From the entries below, gather every line containing the string "Reynvelden".

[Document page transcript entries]
——

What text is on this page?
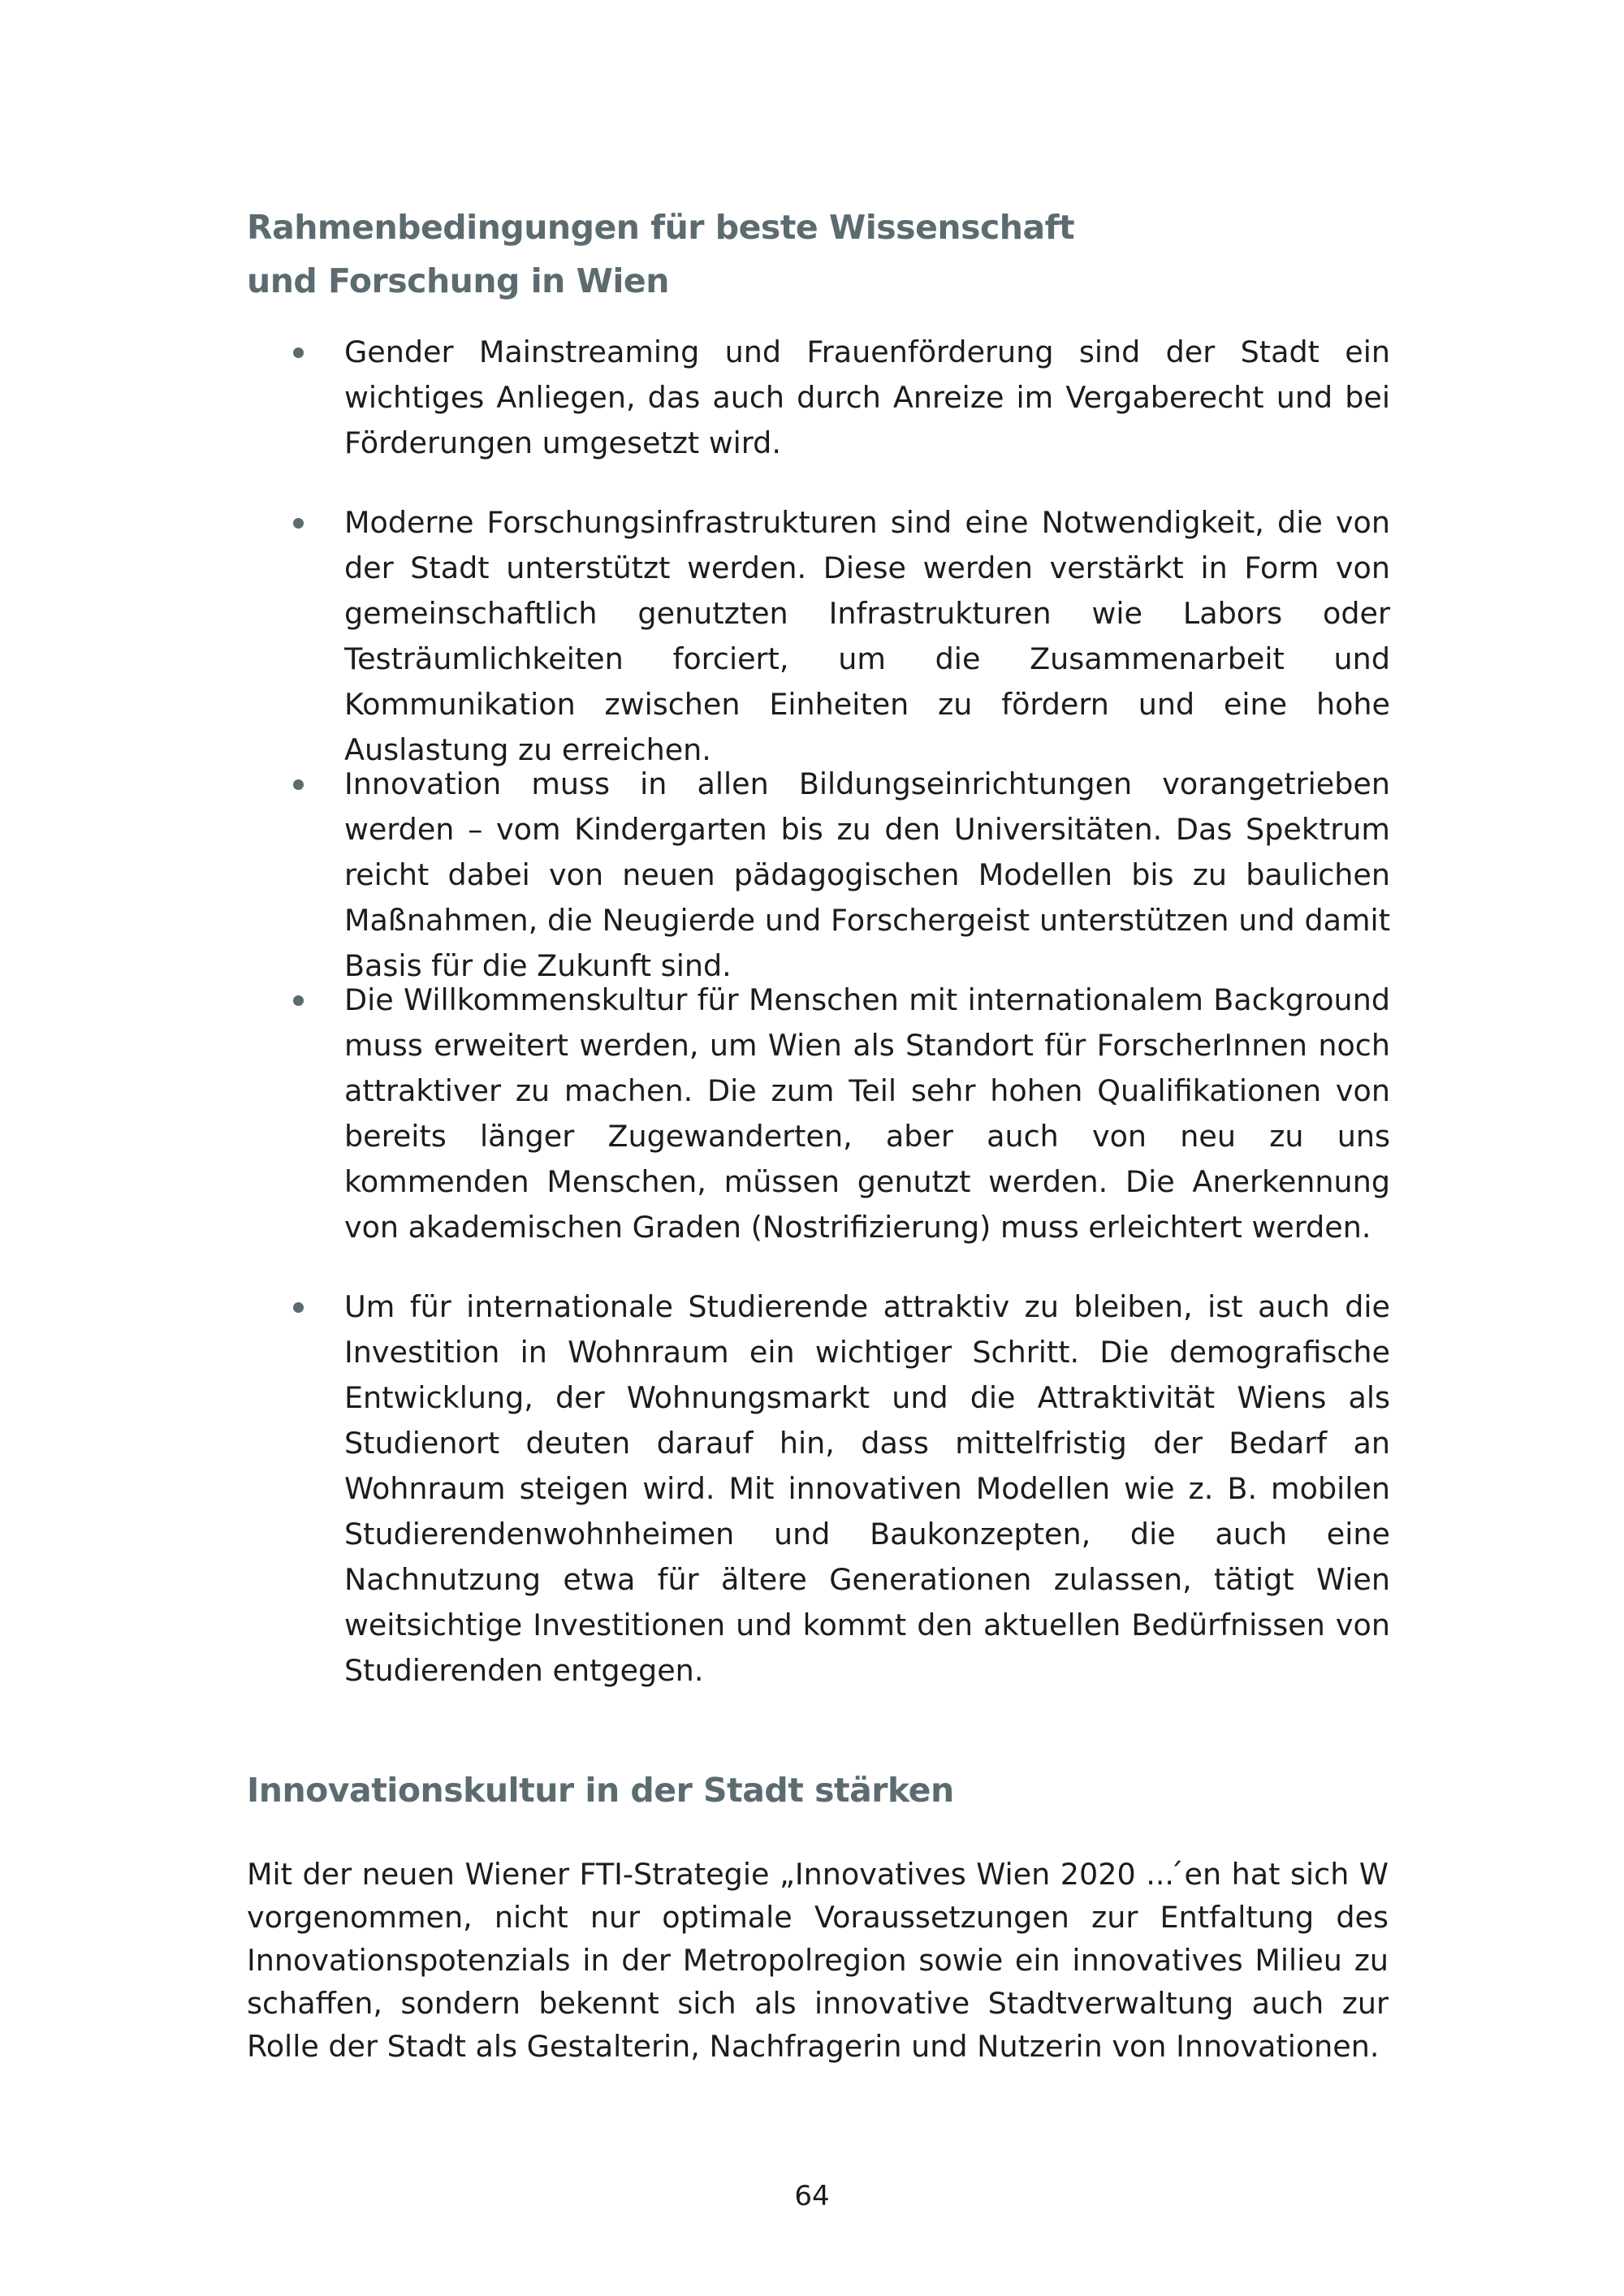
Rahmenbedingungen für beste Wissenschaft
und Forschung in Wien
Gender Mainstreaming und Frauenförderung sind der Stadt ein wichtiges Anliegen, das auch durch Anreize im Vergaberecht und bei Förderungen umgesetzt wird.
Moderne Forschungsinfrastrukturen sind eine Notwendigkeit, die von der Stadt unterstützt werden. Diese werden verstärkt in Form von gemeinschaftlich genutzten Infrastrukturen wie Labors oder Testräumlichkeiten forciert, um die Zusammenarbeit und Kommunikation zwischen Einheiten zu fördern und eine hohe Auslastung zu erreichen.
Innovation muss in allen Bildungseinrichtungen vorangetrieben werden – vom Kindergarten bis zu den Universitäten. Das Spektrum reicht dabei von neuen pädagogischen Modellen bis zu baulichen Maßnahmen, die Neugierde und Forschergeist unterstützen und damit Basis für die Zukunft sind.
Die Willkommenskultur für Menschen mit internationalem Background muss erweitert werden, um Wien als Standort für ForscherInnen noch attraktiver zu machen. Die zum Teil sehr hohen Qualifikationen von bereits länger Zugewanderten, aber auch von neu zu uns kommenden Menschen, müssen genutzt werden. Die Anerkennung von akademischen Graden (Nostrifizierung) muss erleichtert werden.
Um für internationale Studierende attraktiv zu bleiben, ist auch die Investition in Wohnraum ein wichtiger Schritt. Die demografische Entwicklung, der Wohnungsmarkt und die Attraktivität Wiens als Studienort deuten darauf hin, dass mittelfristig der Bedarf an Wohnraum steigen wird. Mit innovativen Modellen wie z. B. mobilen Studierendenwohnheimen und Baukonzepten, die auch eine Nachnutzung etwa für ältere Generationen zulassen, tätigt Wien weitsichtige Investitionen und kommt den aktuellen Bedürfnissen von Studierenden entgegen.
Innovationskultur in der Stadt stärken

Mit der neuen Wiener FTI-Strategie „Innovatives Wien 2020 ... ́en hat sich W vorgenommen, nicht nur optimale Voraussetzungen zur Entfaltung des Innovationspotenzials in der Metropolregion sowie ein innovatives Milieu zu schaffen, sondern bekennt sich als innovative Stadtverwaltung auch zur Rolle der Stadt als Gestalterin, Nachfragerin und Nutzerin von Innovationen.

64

——

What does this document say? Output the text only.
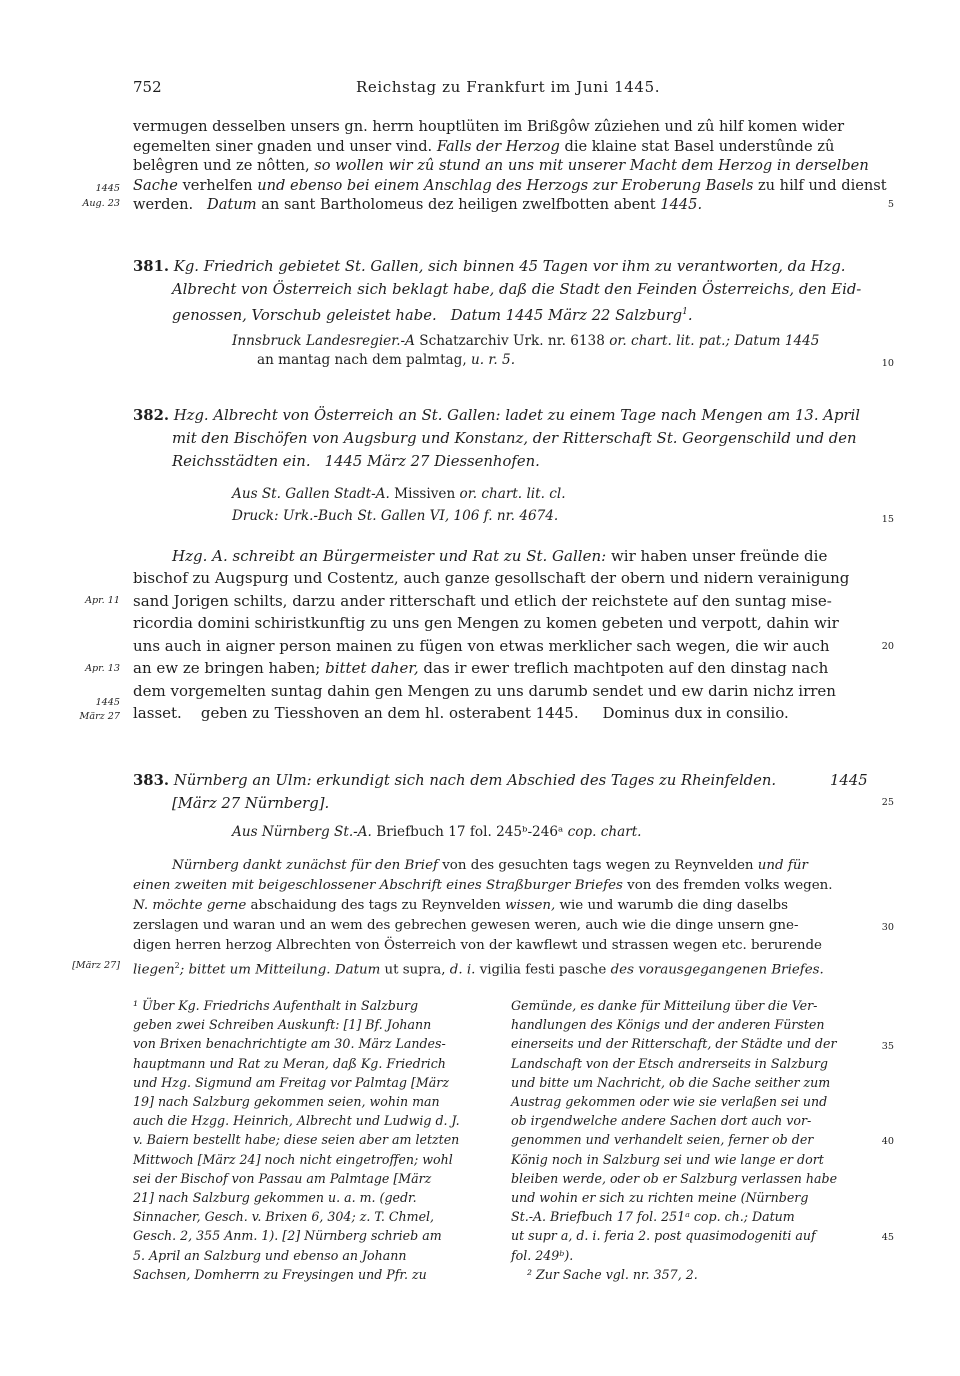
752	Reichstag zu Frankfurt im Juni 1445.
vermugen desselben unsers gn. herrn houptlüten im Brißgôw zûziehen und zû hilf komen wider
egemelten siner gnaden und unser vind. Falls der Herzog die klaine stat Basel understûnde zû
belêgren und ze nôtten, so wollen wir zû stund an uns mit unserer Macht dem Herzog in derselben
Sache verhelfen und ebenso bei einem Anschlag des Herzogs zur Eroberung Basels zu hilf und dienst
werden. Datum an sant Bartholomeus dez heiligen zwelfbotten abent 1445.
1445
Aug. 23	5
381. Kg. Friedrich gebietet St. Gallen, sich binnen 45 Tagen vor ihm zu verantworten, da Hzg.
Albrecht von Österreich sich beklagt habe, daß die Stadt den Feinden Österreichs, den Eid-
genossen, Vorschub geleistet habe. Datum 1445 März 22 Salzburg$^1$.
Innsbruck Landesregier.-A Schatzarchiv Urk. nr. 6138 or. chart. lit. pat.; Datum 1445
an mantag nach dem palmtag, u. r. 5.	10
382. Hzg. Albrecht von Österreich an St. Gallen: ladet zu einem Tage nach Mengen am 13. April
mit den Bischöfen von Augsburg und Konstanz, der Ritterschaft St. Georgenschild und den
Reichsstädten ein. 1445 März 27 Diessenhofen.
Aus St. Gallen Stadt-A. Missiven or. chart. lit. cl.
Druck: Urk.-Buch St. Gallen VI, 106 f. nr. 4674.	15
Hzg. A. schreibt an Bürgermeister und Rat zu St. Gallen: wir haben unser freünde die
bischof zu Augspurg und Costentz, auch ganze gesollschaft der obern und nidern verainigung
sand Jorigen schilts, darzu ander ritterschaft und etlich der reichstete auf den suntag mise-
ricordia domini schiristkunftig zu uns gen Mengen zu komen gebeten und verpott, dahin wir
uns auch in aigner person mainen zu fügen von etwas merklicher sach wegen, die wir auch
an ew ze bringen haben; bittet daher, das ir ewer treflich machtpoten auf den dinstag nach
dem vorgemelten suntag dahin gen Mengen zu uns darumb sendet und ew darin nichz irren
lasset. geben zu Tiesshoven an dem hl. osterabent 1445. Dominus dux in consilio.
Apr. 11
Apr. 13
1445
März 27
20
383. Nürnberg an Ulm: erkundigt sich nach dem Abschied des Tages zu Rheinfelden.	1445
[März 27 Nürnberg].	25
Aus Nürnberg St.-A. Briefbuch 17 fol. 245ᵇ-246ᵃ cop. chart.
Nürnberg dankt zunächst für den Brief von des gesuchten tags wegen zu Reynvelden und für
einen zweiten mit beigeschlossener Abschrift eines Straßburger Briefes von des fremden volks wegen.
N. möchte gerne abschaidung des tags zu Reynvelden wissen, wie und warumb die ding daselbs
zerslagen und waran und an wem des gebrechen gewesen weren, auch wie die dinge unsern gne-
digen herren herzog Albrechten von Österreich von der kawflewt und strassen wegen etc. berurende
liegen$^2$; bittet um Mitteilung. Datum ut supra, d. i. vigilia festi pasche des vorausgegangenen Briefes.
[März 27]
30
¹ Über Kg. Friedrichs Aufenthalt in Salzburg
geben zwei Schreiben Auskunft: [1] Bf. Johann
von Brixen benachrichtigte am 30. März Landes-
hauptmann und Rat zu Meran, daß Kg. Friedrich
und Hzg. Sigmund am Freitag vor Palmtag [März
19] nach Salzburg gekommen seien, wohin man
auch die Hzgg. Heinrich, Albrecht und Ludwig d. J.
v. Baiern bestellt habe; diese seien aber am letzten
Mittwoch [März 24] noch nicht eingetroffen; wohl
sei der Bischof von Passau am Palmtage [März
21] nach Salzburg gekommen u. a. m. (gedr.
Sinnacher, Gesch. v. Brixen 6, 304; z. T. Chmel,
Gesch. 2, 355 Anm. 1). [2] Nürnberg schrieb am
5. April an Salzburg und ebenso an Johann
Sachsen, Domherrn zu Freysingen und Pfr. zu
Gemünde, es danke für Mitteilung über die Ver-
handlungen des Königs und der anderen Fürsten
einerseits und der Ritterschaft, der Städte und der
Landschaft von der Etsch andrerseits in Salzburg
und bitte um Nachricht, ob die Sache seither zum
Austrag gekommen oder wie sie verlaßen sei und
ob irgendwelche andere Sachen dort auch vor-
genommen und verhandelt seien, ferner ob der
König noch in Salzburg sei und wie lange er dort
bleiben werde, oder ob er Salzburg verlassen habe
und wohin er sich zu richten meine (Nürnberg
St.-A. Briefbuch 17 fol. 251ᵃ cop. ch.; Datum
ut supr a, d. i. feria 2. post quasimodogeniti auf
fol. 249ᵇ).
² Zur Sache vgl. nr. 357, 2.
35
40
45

——

- [RESPONSE AREA]:
Nürnberg dankt zunächst für den Brief von des gesuchten tags wegen zu Reynvelden und für
N. möchte gerne abschaidung des tags zu Reynvelden wissen, wie und warumb die ding daselbs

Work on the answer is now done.